## Request
Everything from the line containing "What does this" down to the last line of the entries below must be transcribed exactly, and nothing else.

## Entries
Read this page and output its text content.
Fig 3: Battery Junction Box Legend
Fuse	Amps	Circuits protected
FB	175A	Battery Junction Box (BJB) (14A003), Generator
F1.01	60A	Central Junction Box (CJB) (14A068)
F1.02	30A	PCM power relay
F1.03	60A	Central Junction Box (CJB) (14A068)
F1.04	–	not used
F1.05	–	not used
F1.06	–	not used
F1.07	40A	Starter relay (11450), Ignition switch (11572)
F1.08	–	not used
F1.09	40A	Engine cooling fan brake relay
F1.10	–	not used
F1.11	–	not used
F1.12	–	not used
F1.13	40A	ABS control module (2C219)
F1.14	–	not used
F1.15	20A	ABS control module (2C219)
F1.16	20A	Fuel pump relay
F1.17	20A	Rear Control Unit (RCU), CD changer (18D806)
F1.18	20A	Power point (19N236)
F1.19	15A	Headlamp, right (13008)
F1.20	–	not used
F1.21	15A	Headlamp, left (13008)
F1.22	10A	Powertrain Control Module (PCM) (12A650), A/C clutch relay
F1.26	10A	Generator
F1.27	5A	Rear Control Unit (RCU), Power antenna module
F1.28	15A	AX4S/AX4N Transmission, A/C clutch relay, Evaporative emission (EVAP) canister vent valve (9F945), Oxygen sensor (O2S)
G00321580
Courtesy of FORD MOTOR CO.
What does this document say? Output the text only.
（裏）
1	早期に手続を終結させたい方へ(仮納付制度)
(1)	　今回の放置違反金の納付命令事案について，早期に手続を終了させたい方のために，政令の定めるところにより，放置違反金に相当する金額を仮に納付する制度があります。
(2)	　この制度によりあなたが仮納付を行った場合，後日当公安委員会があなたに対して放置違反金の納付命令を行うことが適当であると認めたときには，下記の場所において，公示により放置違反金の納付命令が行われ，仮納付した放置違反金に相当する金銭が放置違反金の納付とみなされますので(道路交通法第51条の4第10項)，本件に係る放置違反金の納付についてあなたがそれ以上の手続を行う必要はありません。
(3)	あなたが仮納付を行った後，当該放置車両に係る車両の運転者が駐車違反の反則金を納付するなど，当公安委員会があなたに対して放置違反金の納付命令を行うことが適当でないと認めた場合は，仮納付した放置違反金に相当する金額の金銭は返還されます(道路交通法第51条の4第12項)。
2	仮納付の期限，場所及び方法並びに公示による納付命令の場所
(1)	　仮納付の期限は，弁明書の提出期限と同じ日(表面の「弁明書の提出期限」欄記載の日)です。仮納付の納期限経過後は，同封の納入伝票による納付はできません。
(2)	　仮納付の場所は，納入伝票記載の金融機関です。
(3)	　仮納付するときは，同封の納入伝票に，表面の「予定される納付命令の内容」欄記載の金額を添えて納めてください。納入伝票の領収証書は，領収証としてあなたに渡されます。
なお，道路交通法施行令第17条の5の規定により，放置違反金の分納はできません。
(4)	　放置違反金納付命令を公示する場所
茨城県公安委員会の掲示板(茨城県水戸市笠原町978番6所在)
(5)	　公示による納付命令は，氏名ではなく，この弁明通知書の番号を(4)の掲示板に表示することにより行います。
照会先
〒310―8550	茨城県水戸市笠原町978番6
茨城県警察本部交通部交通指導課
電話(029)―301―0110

## Task response
What does this document say? Output the text only.
（裏）
1	早期に手続を終結させたい方へ(仮納付制度)
(1)	　今回の放置違反金の納付命令事案について，早期に手続を終了させたい方のために，政令の定めるところにより，放置違反金に相当する金額を仮に納付する制度があります。
(2)	　この制度によりあなたが仮納付を行った場合，後日当公安委員会があなたに対して放置違反金の納付命令を行うことが適当であると認めたときには，下記の場所において，公示により放置違反金の納付命令が行われ，仮納付した放置違反金に相当する金銭が放置違反金の納付とみなされますので(道路交通法第51条の4第10項)，本件に係る放置違反金の納付についてあなたがそれ以上の手続を行う必要はありません。
(3)	あなたが仮納付を行った後，当該放置車両に係る車両の運転者が駐車違反の反則金を納付するなど，当公安委員会があなたに対して放置違反金の納付命令を行うことが適当でないと認めた場合は，仮納付した放置違反金に相当する金額の金銭は返還されます(道路交通法第51条の4第12項)。
2	仮納付の期限，場所及び方法並びに公示による納付命令の場所
(1)	　仮納付の期限は，弁明書の提出期限と同じ日(表面の「弁明書の提出期限」欄記載の日)です。仮納付の納期限経過後は，同封の納入伝票による納付はできません。
(2)	　仮納付の場所は，納入伝票記載の金融機関です。
(3)	　仮納付するときは，同封の納入伝票に，表面の「予定される納付命令の内容」欄記載の金額を添えて納めてください。納入伝票の領収証書は，領収証としてあなたに渡されます。
なお，道路交通法施行令第17条の5の規定により，放置違反金の分納はできません。
(4)	　放置違反金納付命令を公示する場所
茨城県公安委員会の掲示板(茨城県水戸市笠原町978番6所在)
(5)	　公示による納付命令は，氏名ではなく，この弁明通知書の番号を(4)の掲示板に表示することにより行います。
照会先
〒310―8550	茨城県水戸市笠原町978番6
茨城県警察本部交通部交通指導課
電話(029)―301―0110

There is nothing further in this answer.